### Task requirements
Pull each line containing "text" out of the data and copy it.

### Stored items
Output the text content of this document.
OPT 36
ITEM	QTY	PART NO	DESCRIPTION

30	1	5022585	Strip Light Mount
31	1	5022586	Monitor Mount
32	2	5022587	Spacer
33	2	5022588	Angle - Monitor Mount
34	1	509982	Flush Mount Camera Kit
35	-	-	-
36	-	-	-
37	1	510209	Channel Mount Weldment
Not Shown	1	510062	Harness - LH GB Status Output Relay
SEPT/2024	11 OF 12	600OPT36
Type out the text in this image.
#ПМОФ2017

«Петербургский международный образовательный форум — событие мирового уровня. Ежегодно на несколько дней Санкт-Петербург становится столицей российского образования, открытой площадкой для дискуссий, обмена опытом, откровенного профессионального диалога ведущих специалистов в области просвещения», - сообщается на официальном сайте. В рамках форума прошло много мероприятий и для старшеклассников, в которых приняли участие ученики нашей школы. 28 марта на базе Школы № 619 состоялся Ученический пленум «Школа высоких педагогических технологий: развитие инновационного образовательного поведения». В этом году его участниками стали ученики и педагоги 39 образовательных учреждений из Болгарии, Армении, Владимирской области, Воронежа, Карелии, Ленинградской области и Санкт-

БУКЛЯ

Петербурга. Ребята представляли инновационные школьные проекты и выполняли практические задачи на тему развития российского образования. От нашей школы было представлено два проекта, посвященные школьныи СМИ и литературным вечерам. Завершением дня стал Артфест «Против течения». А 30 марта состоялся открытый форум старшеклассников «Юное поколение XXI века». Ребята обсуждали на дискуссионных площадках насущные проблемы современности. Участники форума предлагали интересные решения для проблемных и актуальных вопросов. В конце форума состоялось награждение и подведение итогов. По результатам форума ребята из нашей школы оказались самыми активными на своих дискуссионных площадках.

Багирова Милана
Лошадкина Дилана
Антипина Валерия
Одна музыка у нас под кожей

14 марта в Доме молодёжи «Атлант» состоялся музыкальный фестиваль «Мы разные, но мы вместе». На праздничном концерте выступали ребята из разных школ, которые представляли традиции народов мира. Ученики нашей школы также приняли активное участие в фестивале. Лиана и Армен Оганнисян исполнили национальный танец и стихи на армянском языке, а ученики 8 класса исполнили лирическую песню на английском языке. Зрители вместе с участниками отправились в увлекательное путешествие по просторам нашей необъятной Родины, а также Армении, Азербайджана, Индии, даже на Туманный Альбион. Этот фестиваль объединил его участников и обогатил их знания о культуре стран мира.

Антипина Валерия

### Response below
Output the text content of this document.
Type out the text in this image.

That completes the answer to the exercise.